__AVAILABLE RECORDS__.
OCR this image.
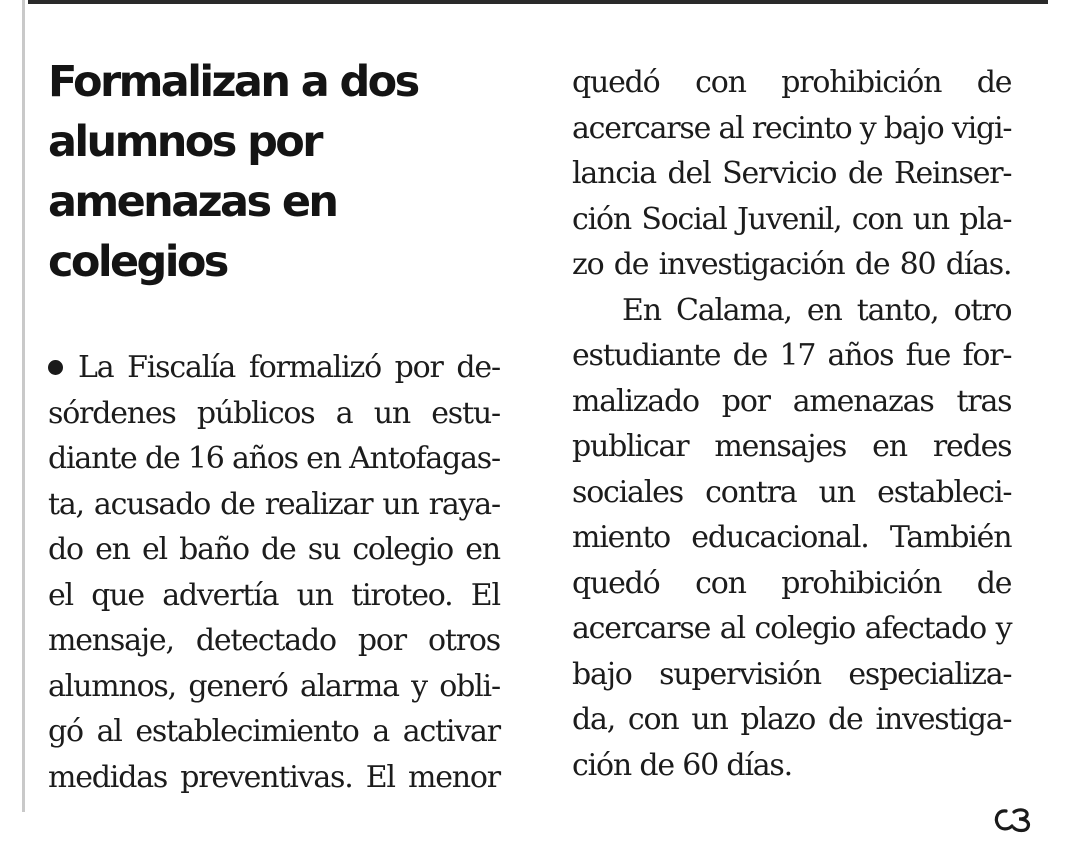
Formalizan a dos
alumnos por
amenazas en
colegios
La Fiscalía formalizó por de-
sórdenes públicos a un estu-
diante de 16 años en Antofagas-
ta, acusado de realizar un raya-
do en el baño de su colegio en
el que advertía un tiroteo. El
mensaje, detectado por otros
alumnos, generó alarma y obli-
gó al establecimiento a activar
medidas preventivas. El menor
quedó con prohibición de
acercarse al recinto y bajo vigi-
lancia del Servicio de Reinser-
ción Social Juvenil, con un pla-
zo de investigación de 80 días.
En Calama, en tanto, otro
estudiante de 17 años fue for-
malizado por amenazas tras
publicar mensajes en redes
sociales contra un estableci-
miento educacional. También
quedó con prohibición de
acercarse al colegio afectado y
bajo supervisión especializa-
da, con un plazo de investiga-
ción de 60 días.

__WHAT THIS TASK INVOLVES__. Leave the pictures out, and transcribe each of the records exactly.

__WRITTEN RESPONSE__.
OCR this image.
Formalizan a dos
alumnos por
amenazas en
colegios
La Fiscalía formalizó por de-
sórdenes públicos a un estu-
diante de 16 años en Antofagas-
ta, acusado de realizar un raya-
do en el baño de su colegio en
el que advertía un tiroteo. El
mensaje, detectado por otros
alumnos, generó alarma y obli-
gó al establecimiento a activar
medidas preventivas. El menor
quedó con prohibición de
acercarse al recinto y bajo vigi-
lancia del Servicio de Reinser-
ción Social Juvenil, con un pla-
zo de investigación de 80 días.
En Calama, en tanto, otro
estudiante de 17 años fue for-
malizado por amenazas tras
publicar mensajes en redes
sociales contra un estableci-
miento educacional. También
quedó con prohibición de
acercarse al colegio afectado y
bajo supervisión especializa-
da, con un plazo de investiga-
ción de 60 días.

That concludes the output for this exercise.